== EXERCISE OBJECTIVE ==
Here are some records. Copy each one exactly.

== INPUT MATERIAL ==
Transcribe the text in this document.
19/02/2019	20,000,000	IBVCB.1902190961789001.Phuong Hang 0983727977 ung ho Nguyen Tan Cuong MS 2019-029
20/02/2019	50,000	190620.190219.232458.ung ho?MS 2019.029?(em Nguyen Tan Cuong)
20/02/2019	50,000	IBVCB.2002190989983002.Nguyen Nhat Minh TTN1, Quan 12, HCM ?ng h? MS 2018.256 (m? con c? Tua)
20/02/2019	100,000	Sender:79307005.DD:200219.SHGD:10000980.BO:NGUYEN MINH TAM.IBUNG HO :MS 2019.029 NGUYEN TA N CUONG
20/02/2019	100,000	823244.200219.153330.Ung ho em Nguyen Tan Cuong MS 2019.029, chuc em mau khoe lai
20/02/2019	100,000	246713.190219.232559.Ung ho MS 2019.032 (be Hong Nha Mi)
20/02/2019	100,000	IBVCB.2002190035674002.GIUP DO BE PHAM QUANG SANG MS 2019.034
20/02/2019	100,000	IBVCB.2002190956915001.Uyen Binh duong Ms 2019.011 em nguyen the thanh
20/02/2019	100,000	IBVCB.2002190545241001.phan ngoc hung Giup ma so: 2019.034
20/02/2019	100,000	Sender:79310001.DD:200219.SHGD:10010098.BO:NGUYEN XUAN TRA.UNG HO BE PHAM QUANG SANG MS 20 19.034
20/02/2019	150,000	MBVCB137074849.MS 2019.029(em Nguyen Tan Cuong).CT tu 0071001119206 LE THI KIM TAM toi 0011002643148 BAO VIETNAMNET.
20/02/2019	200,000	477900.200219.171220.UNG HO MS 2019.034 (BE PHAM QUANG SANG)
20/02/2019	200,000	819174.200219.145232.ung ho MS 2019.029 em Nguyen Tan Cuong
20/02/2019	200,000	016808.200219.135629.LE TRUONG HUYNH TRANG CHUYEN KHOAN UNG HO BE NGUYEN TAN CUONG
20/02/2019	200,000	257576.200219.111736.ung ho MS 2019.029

== EXPECTED OUTPUT ==
Transcribe the text in this document.
19/02/2019	20,000,000	IBVCB.1902190961789001.Phuong Hang 0983727977 ung ho Nguyen Tan Cuong MS 2019-029
20/02/2019	50,000	190620.190219.232458.ung ho?MS 2019.029?(em Nguyen Tan Cuong)
20/02/2019	50,000	IBVCB.2002190989983002.Nguyen Nhat Minh TTN1, Quan 12, HCM ?ng h? MS 2018.256 (m? con c? Tua)
20/02/2019	100,000	Sender:79307005.DD:200219.SHGD:10000980.BO:NGUYEN MINH TAM.IBUNG HO :MS 2019.029 NGUYEN TA N CUONG
20/02/2019	100,000	823244.200219.153330.Ung ho em Nguyen Tan Cuong MS 2019.029, chuc em mau khoe lai
20/02/2019	100,000	246713.190219.232559.Ung ho MS 2019.032 (be Hong Nha Mi)
20/02/2019	100,000	IBVCB.2002190035674002.GIUP DO BE PHAM QUANG SANG MS 2019.034
20/02/2019	100,000	IBVCB.2002190956915001.Uyen Binh duong Ms 2019.011 em nguyen the thanh
20/02/2019	100,000	IBVCB.2002190545241001.phan ngoc hung Giup ma so: 2019.034
20/02/2019	100,000	Sender:79310001.DD:200219.SHGD:10010098.BO:NGUYEN XUAN TRA.UNG HO BE PHAM QUANG SANG MS 20 19.034
20/02/2019	150,000	MBVCB137074849.MS 2019.029(em Nguyen Tan Cuong).CT tu 0071001119206 LE THI KIM TAM toi 0011002643148 BAO VIETNAMNET.
20/02/2019	200,000	477900.200219.171220.UNG HO MS 2019.034 (BE PHAM QUANG SANG)
20/02/2019	200,000	819174.200219.145232.ung ho MS 2019.029 em Nguyen Tan Cuong
20/02/2019	200,000	016808.200219.135629.LE TRUONG HUYNH TRANG CHUYEN KHOAN UNG HO BE NGUYEN TAN CUONG
20/02/2019	200,000	257576.200219.111736.ung ho MS 2019.029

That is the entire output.